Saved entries

========================

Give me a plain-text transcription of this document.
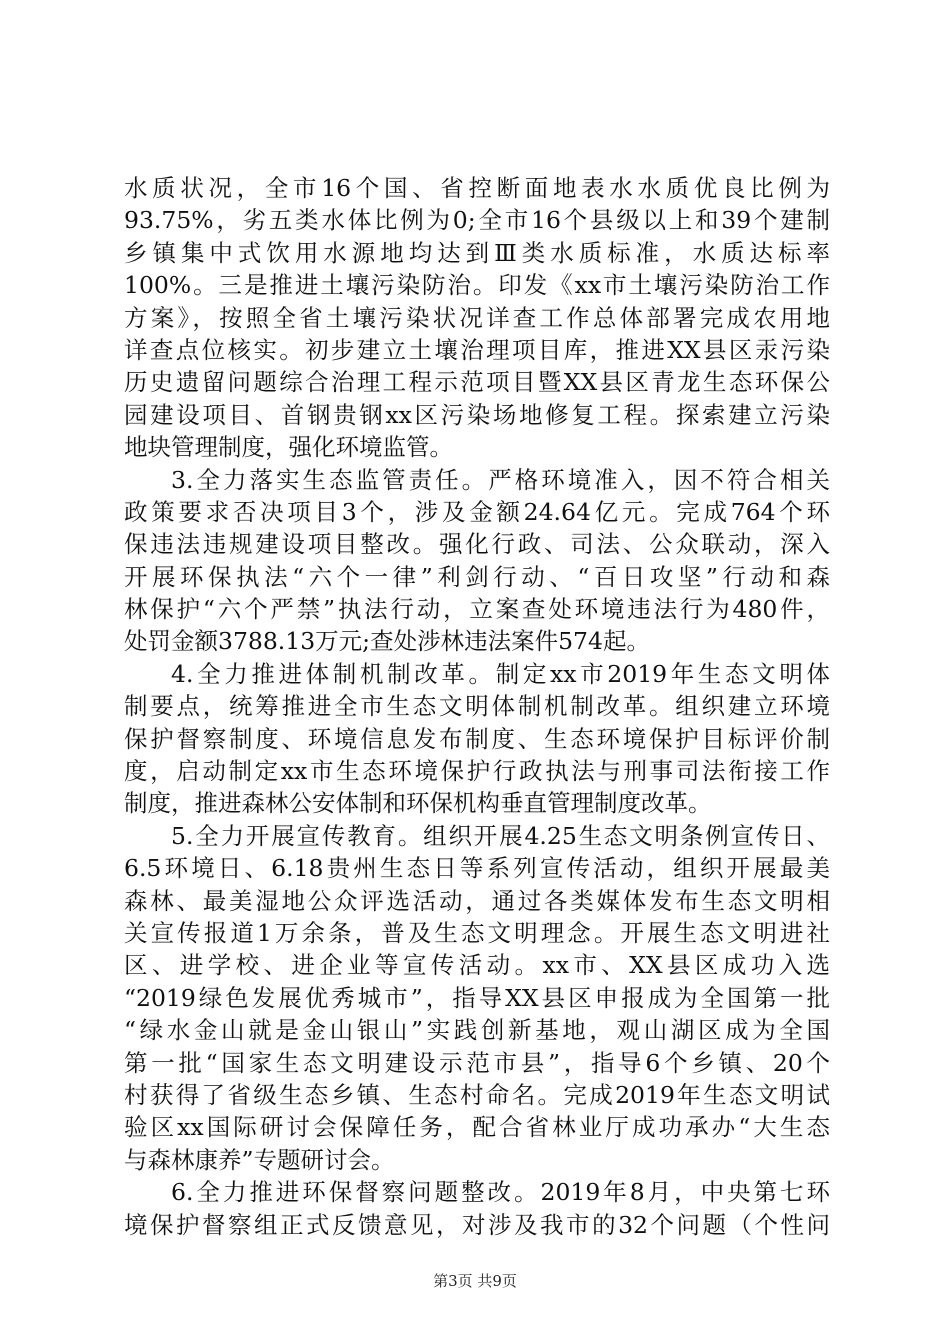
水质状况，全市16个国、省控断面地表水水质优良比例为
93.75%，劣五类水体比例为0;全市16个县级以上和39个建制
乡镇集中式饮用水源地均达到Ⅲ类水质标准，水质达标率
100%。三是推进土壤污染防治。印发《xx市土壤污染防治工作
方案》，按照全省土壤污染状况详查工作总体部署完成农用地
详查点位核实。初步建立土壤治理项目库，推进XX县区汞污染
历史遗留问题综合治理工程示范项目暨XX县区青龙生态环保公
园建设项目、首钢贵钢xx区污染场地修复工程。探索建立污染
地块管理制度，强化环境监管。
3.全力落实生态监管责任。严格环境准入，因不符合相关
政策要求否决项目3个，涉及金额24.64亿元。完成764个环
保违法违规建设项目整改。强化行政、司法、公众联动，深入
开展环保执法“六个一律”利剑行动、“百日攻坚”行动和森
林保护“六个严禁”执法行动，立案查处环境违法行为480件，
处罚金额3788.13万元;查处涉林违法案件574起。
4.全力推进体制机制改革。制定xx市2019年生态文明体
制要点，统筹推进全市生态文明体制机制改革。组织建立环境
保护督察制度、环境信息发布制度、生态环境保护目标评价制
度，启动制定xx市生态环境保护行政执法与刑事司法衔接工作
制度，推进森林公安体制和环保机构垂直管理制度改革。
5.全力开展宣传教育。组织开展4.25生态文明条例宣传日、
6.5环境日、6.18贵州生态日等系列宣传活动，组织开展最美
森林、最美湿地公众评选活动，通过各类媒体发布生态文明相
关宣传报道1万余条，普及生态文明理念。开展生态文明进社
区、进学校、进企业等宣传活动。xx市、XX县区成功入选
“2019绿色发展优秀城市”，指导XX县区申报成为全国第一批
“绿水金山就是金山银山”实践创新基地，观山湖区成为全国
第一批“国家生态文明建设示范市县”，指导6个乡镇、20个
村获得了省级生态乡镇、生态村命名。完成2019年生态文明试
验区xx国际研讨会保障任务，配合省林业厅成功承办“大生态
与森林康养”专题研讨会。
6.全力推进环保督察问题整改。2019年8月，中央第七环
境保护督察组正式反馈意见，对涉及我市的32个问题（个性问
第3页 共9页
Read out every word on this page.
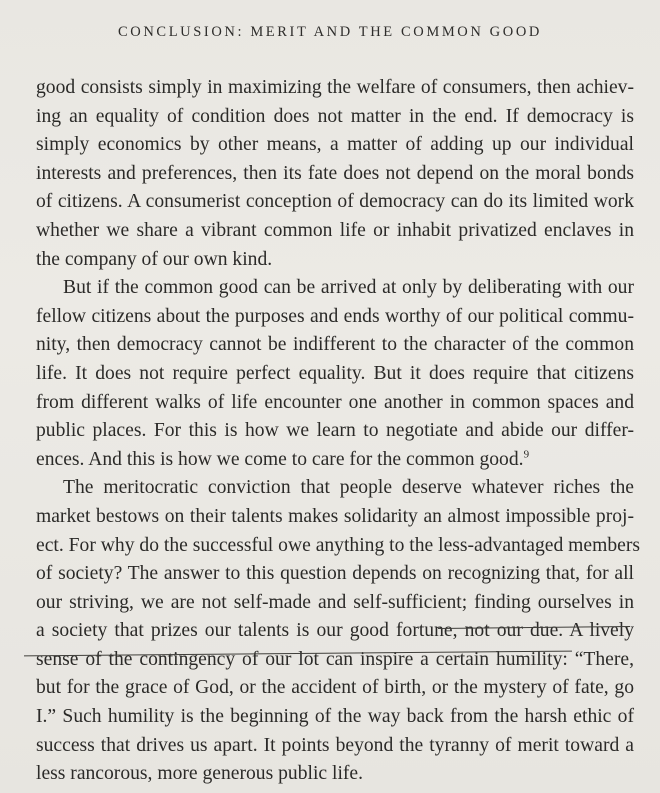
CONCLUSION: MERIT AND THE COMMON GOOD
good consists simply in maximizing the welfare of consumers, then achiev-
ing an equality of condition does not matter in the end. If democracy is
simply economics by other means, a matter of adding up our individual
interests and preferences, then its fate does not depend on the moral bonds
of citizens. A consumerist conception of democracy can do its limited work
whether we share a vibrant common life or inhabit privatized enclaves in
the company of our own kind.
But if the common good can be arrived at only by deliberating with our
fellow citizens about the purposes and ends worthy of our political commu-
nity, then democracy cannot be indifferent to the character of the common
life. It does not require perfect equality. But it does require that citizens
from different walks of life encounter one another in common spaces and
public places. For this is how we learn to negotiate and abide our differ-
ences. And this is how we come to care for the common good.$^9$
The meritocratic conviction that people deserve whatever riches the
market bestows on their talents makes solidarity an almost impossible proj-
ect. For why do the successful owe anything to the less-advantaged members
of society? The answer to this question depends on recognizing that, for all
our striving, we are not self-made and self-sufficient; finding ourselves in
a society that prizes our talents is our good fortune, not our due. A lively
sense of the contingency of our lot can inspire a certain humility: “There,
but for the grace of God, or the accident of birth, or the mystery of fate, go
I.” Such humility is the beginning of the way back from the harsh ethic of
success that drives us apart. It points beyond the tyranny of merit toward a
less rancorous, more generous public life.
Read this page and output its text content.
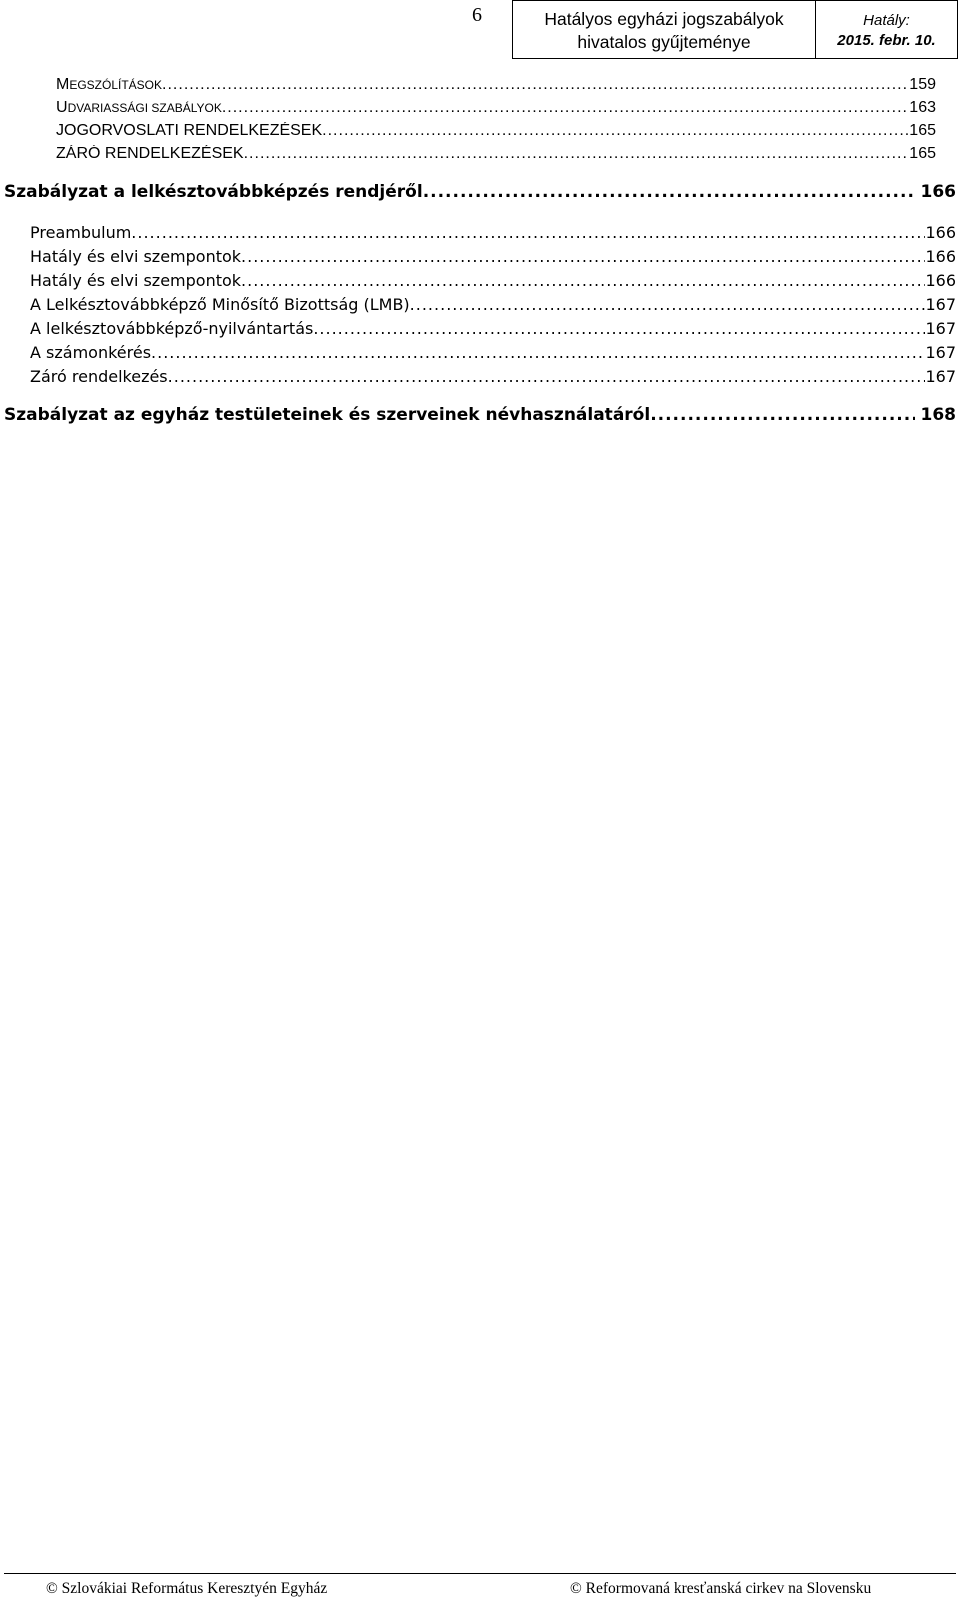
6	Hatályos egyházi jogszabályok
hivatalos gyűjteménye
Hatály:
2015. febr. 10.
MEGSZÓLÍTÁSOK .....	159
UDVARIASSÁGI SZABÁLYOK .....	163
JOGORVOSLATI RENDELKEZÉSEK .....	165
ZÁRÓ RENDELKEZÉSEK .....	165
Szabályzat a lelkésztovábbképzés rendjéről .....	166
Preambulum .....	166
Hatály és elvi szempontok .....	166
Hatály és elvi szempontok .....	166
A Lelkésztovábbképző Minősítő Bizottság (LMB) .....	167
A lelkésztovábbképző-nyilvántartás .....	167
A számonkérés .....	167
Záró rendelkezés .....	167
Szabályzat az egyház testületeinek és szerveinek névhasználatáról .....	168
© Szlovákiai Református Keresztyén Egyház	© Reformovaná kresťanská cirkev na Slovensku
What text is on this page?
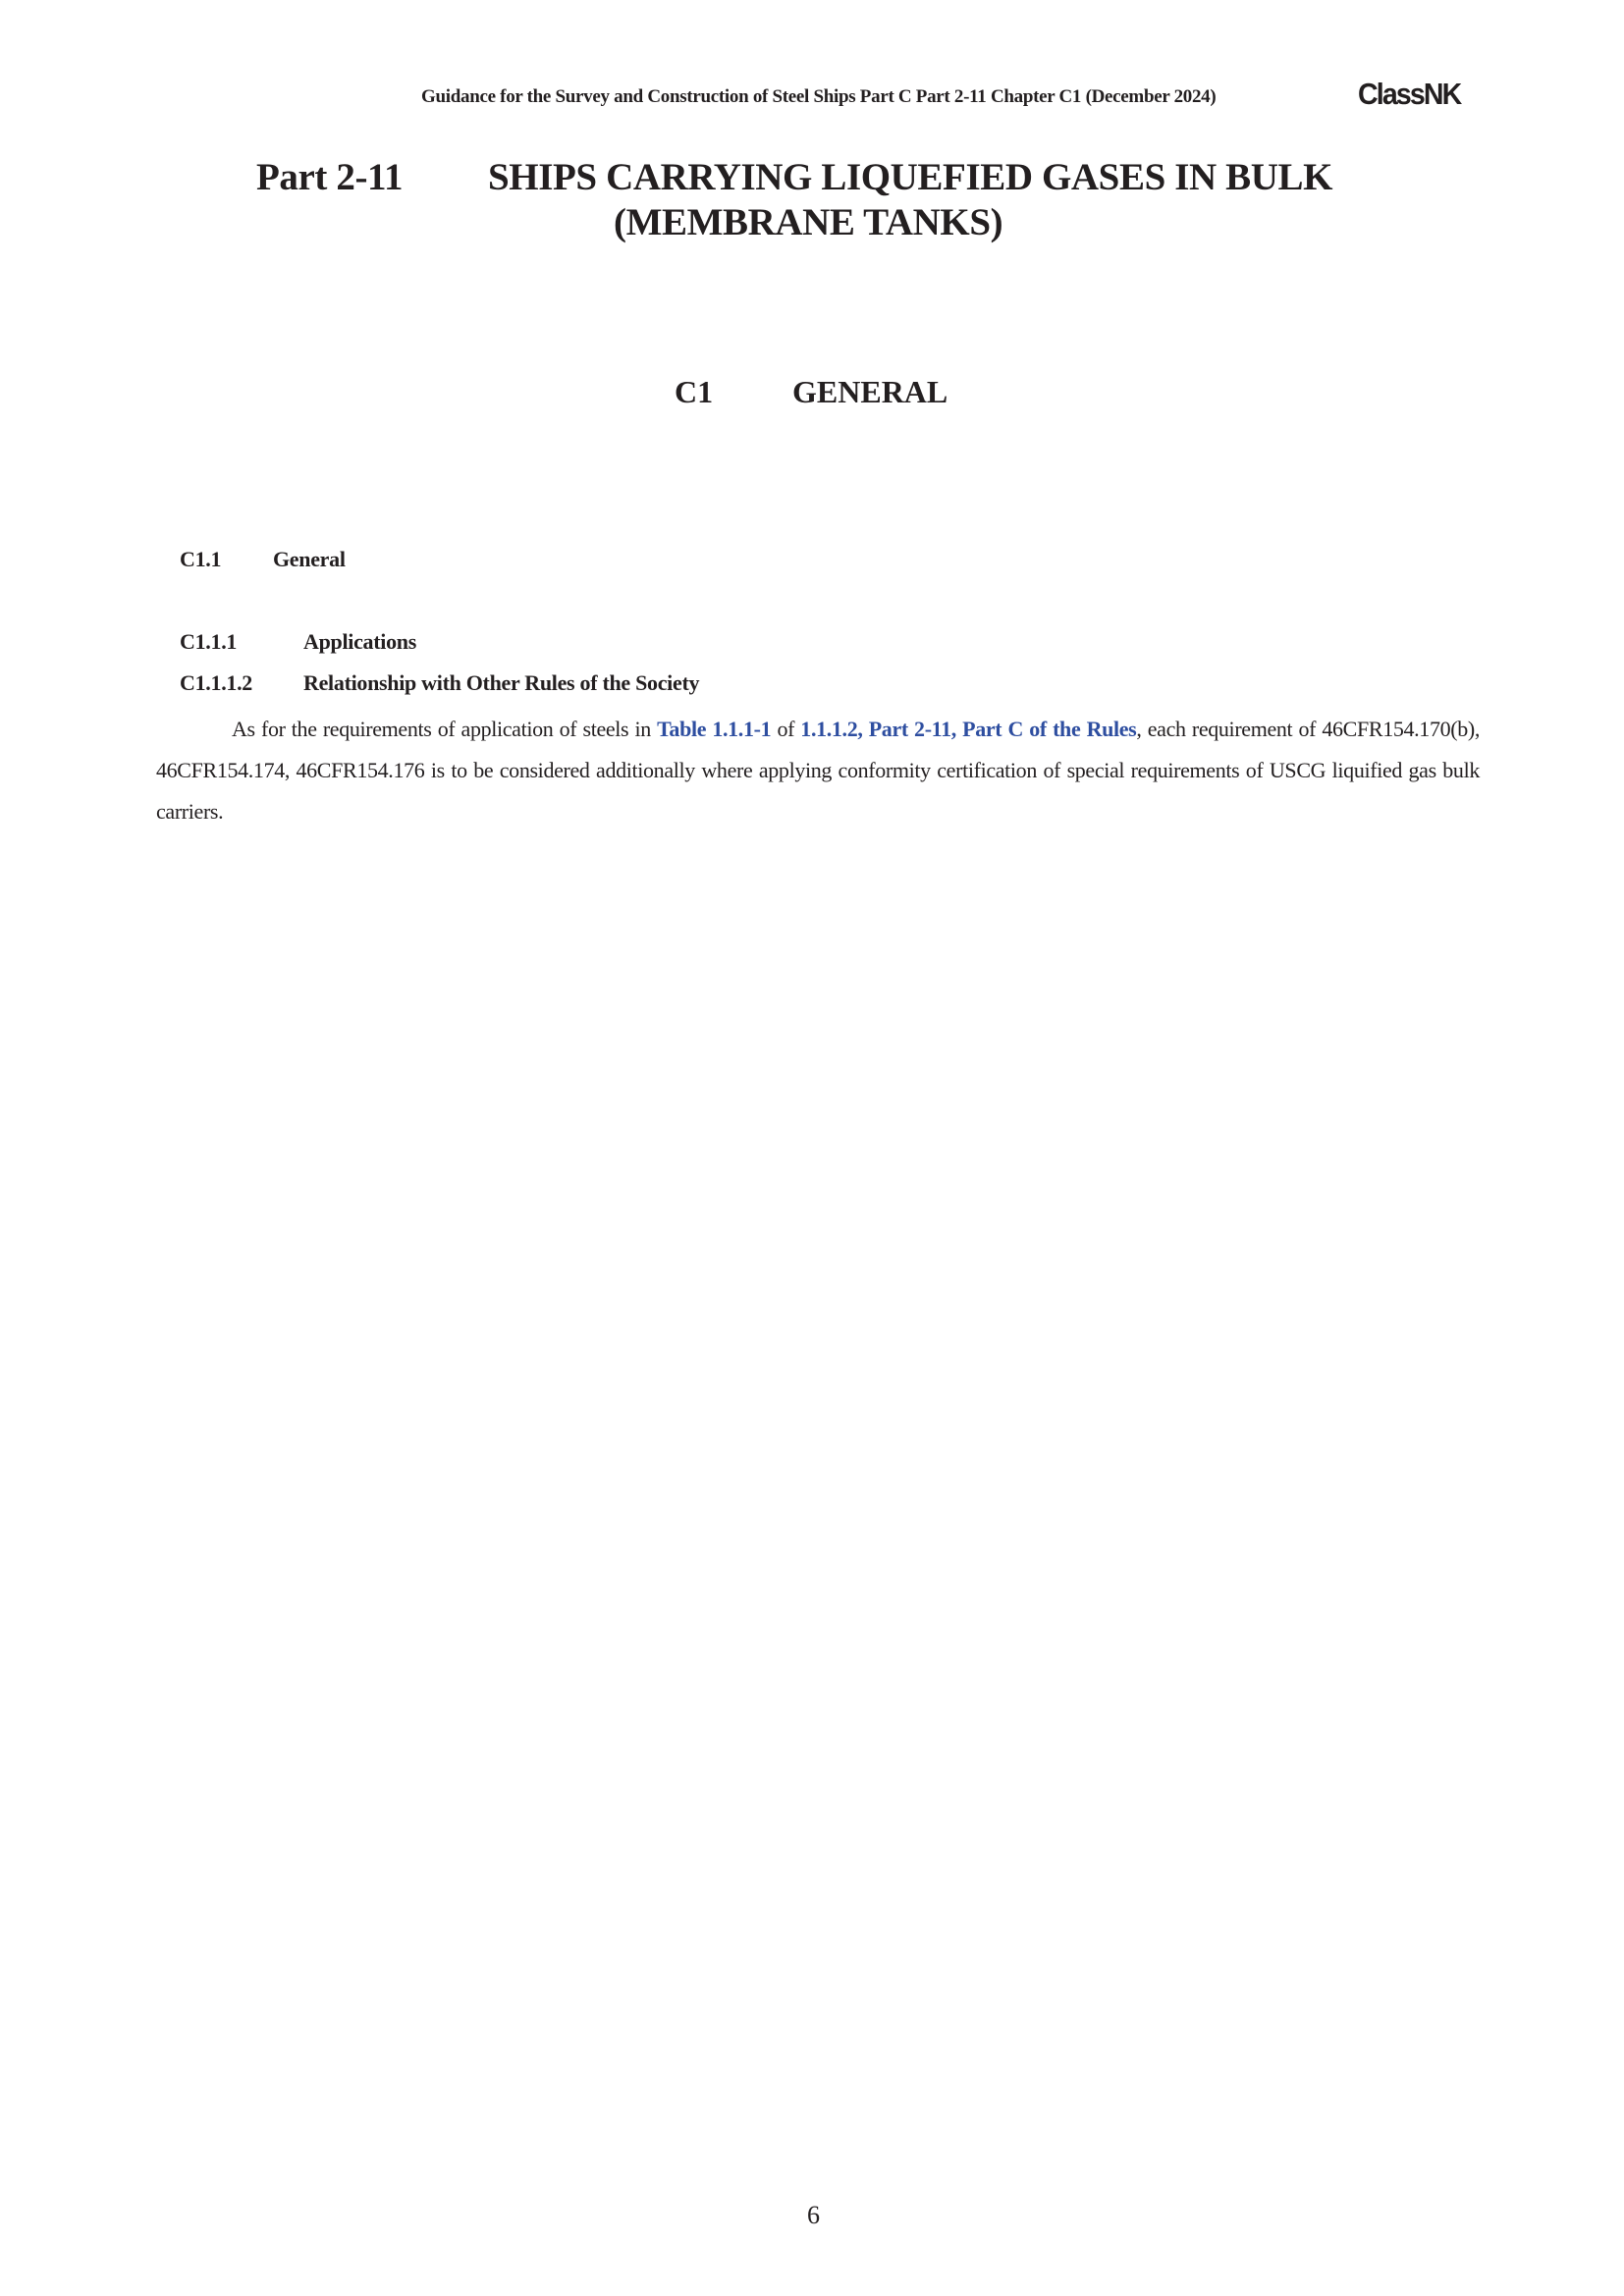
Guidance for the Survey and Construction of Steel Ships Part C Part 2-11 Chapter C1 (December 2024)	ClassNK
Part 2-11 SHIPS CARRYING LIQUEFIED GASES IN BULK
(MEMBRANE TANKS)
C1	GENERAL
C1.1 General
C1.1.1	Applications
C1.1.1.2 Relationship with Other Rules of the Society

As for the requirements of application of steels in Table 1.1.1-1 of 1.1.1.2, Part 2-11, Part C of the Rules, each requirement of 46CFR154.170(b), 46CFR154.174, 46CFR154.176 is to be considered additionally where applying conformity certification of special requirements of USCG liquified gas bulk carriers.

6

========================

> _Set task_
Go through the data above and find the lines with the word "from". Copy each of those lines.

> _The reply_
from different walks of life encounter one another in common spaces and
I.” Such humility is the beginning of the way back from the harsh ethic of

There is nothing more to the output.